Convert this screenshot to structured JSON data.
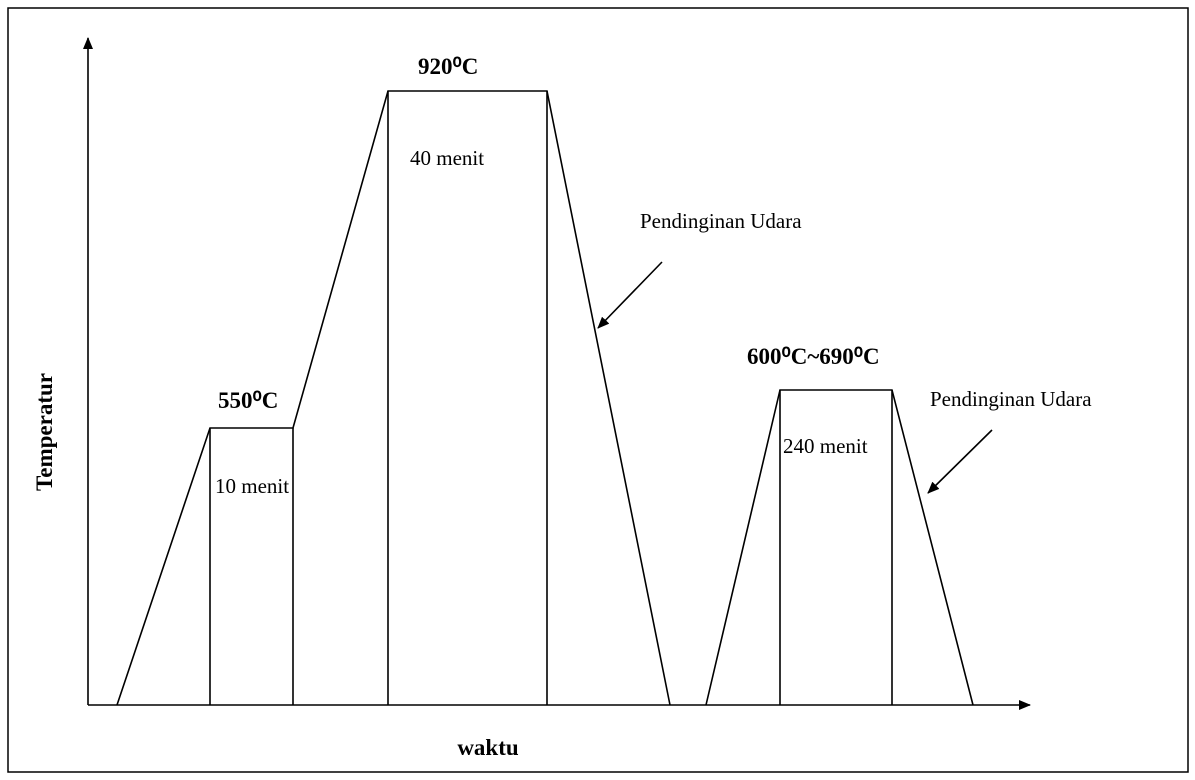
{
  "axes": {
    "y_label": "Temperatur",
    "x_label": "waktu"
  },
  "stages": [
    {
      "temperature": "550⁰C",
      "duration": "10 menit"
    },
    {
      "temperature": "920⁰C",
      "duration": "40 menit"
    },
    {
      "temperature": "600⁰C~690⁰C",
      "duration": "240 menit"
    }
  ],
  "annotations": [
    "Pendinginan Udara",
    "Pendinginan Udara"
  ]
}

|---|

◆ STATED TASK ◆
All of the material above should be reproduced exactly, except the pictures.

◆ WRITTEN RESPONSE ◆
Convert this screenshot to structured JSON data.
{
  "axes": {
    "y_label": "Temperatur",
    "x_label": "waktu"
  },
  "stages": [
    {
      "temperature": "550⁰C",
      "duration": "10 menit"
    },
    {
      "temperature": "920⁰C",
      "duration": "40 menit"
    },
    {
      "temperature": "600⁰C~690⁰C",
      "duration": "240 menit"
    }
  ],
  "annotations": [
    "Pendinginan Udara",
    "Pendinginan Udara"
  ]
}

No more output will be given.